REQUEST: Reproduce every one of the rows below verbatim, without altering any character, space, or line break.

INPUT RECORDS:
— start —

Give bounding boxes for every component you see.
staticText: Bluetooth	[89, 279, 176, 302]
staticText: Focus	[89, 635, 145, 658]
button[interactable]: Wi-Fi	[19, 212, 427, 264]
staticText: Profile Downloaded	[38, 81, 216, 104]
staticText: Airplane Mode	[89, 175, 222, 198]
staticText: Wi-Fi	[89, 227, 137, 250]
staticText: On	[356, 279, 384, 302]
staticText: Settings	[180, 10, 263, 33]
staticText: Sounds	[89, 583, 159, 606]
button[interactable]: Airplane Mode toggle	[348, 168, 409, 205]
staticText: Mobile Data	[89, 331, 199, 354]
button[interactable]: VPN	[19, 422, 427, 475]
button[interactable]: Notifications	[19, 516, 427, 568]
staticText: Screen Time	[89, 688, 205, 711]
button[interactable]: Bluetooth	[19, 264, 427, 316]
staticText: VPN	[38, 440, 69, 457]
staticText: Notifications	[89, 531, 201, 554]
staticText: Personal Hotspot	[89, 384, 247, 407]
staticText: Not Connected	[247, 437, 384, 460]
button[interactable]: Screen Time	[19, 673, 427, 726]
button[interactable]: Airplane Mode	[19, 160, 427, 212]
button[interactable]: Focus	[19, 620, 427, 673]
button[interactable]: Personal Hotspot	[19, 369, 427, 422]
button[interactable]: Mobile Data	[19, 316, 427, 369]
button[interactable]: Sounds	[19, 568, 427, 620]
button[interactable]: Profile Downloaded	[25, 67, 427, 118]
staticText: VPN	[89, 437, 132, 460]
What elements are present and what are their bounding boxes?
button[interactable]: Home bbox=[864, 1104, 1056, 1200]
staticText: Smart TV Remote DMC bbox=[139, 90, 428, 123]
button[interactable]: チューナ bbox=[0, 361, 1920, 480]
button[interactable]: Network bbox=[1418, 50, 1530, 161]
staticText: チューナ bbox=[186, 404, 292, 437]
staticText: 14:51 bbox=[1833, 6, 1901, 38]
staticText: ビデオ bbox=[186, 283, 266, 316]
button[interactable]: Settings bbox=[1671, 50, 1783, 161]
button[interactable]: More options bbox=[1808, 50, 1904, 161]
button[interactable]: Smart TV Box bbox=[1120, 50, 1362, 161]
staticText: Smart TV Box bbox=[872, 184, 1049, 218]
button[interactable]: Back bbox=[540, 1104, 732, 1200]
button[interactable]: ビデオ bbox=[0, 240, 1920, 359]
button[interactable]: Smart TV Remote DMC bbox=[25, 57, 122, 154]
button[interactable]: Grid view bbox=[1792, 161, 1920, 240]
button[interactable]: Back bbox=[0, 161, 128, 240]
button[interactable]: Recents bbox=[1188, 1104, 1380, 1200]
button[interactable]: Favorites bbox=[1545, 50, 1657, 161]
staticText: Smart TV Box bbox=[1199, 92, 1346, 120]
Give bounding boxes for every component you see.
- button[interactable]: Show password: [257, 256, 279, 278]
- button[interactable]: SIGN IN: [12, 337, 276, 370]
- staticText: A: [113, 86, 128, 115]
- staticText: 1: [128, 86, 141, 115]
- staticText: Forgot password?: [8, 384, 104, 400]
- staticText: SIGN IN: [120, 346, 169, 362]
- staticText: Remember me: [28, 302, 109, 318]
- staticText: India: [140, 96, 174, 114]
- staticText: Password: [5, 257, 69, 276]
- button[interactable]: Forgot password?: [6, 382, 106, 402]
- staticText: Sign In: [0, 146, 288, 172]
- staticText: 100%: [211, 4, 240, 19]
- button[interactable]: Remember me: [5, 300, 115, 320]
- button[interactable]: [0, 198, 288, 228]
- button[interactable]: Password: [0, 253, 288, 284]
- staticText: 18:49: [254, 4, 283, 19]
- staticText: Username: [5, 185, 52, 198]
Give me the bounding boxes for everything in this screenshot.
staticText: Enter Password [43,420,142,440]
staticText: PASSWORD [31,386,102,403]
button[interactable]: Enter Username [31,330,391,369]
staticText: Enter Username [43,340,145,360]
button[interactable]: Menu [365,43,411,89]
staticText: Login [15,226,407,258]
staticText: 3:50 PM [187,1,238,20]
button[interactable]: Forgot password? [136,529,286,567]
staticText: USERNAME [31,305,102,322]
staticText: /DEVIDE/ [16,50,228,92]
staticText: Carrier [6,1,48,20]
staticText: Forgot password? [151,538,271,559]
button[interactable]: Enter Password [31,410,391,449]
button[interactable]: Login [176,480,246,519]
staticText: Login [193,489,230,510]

— end —

WRITTEN REPLY:
Give bounding boxes for every component you see.
staticText: Bluetooth	[89, 279, 176, 302]
staticText: Focus	[89, 635, 145, 658]
button[interactable]: Wi-Fi	[19, 212, 427, 264]
staticText: Profile Downloaded	[38, 81, 216, 104]
staticText: Airplane Mode	[89, 175, 222, 198]
staticText: Wi-Fi	[89, 227, 137, 250]
staticText: On	[356, 279, 384, 302]
staticText: Settings	[180, 10, 263, 33]
staticText: Sounds	[89, 583, 159, 606]
button[interactable]: Airplane Mode toggle	[348, 168, 409, 205]
staticText: Mobile Data	[89, 331, 199, 354]
button[interactable]: VPN	[19, 422, 427, 475]
button[interactable]: Notifications	[19, 516, 427, 568]
staticText: Screen Time	[89, 688, 205, 711]
button[interactable]: Bluetooth	[19, 264, 427, 316]
staticText: VPN	[38, 440, 69, 457]
staticText: Notifications	[89, 531, 201, 554]
staticText: Personal Hotspot	[89, 384, 247, 407]
staticText: Not Connected	[247, 437, 384, 460]
button[interactable]: Screen Time	[19, 673, 427, 726]
button[interactable]: Airplane Mode	[19, 160, 427, 212]
button[interactable]: Focus	[19, 620, 427, 673]
button[interactable]: Personal Hotspot	[19, 369, 427, 422]
button[interactable]: Mobile Data	[19, 316, 427, 369]
button[interactable]: Sounds	[19, 568, 427, 620]
button[interactable]: Profile Downloaded	[25, 67, 427, 118]
staticText: VPN	[89, 437, 132, 460]
What elements are present and what are their bounding boxes?
button[interactable]: Home bbox=[864, 1104, 1056, 1200]
staticText: Smart TV Remote DMC bbox=[139, 90, 428, 123]
button[interactable]: チューナ bbox=[0, 361, 1920, 480]
button[interactable]: Network bbox=[1418, 50, 1530, 161]
staticText: チューナ bbox=[186, 404, 292, 437]
staticText: 14:51 bbox=[1833, 6, 1901, 38]
staticText: ビデオ bbox=[186, 283, 266, 316]
button[interactable]: Settings bbox=[1671, 50, 1783, 161]
button[interactable]: More options bbox=[1808, 50, 1904, 161]
button[interactable]: Smart TV Box bbox=[1120, 50, 1362, 161]
staticText: Smart TV Box bbox=[872, 184, 1049, 218]
button[interactable]: Back bbox=[540, 1104, 732, 1200]
button[interactable]: ビデオ bbox=[0, 240, 1920, 359]
button[interactable]: Smart TV Remote DMC bbox=[25, 57, 122, 154]
button[interactable]: Grid view bbox=[1792, 161, 1920, 240]
button[interactable]: Back bbox=[0, 161, 128, 240]
button[interactable]: Recents bbox=[1188, 1104, 1380, 1200]
button[interactable]: Favorites bbox=[1545, 50, 1657, 161]
staticText: Smart TV Box bbox=[1199, 92, 1346, 120]
Give bounding boxes for every component you see.
- button[interactable]: Show password: [257, 256, 279, 278]
- button[interactable]: SIGN IN: [12, 337, 276, 370]
- staticText: A: [113, 86, 128, 115]
- staticText: 1: [128, 86, 141, 115]
- staticText: Forgot password?: [8, 384, 104, 400]
- staticText: SIGN IN: [120, 346, 169, 362]
- staticText: Remember me: [28, 302, 109, 318]
- staticText: India: [140, 96, 174, 114]
- staticText: Password: [5, 257, 69, 276]
- button[interactable]: Forgot password?: [6, 382, 106, 402]
- staticText: Sign In: [0, 146, 288, 172]
- staticText: 100%: [211, 4, 240, 19]
- button[interactable]: Remember me: [5, 300, 115, 320]
- button[interactable]: [0, 198, 288, 228]
- button[interactable]: Password: [0, 253, 288, 284]
- staticText: 18:49: [254, 4, 283, 19]
- staticText: Username: [5, 185, 52, 198]
Give me the bounding boxes for everything in this screenshot.
staticText: Enter Password [43,420,142,440]
staticText: PASSWORD [31,386,102,403]
button[interactable]: Enter Username [31,330,391,369]
staticText: Enter Username [43,340,145,360]
button[interactable]: Menu [365,43,411,89]
staticText: Login [15,226,407,258]
staticText: 3:50 PM [187,1,238,20]
button[interactable]: Forgot password? [136,529,286,567]
staticText: USERNAME [31,305,102,322]
staticText: /DEVIDE/ [16,50,228,92]
staticText: Carrier [6,1,48,20]
staticText: Forgot password? [151,538,271,559]
button[interactable]: Enter Password [31,410,391,449]
button[interactable]: Login [176,480,246,519]
staticText: Login [193,489,230,510]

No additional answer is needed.